DATA SHOWN —
□ □ □ □
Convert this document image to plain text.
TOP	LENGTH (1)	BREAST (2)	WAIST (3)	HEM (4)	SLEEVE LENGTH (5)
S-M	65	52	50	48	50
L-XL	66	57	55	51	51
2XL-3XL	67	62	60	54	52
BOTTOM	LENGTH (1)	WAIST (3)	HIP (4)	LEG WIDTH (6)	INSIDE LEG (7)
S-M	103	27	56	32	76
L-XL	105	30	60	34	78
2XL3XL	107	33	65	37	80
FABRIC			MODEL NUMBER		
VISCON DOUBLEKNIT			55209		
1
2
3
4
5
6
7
□ □ □ □
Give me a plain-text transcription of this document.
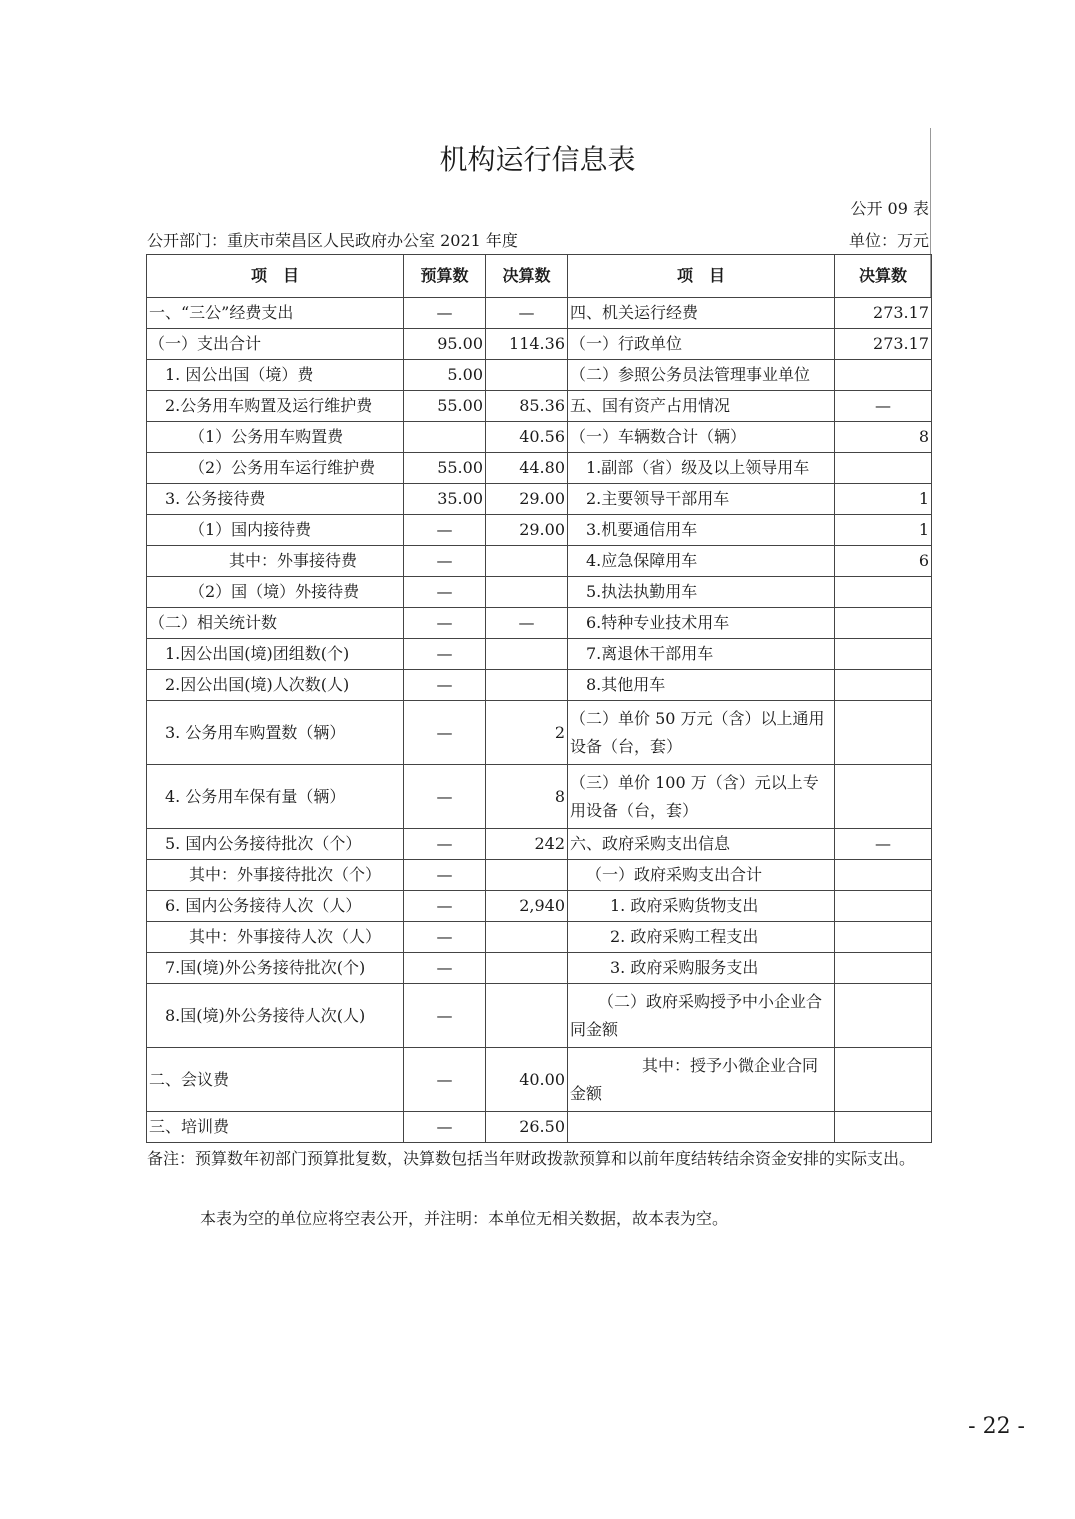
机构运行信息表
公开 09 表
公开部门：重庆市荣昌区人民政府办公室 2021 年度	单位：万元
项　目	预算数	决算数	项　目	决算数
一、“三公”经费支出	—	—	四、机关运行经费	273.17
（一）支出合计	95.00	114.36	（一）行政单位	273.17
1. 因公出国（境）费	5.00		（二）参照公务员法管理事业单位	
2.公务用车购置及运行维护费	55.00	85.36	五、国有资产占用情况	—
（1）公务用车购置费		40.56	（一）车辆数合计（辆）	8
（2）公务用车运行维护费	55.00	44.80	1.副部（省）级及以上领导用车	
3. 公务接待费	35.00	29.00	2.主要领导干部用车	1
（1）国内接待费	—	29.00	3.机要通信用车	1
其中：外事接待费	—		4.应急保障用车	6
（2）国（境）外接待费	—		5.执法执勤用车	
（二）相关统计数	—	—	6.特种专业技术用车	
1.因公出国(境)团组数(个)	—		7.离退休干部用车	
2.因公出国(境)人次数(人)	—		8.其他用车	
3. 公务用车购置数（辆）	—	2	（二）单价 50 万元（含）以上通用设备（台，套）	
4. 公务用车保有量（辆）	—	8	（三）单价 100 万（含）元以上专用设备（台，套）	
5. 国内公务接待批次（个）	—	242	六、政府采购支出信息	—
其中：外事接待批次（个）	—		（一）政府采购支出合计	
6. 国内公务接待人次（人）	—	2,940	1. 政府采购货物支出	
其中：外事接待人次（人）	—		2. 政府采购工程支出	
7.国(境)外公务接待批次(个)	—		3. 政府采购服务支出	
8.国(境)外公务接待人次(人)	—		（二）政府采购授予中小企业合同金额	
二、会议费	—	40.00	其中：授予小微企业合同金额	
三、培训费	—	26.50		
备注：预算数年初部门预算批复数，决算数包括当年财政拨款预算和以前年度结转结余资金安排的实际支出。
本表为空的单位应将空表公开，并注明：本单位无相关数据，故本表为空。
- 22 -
□ □ □ □
TASK DESCRIPTION —
Go through the records above, find every line with the word "因公出国", and list those lines.

WORKED SOLUTION —
1. 因公出国（境）费	5.00		（二）参照公务员法管理事业单位	
1.因公出国(境)团组数(个)	—		7.离退休干部用车	
2.因公出国(境)人次数(人)	—		8.其他用车	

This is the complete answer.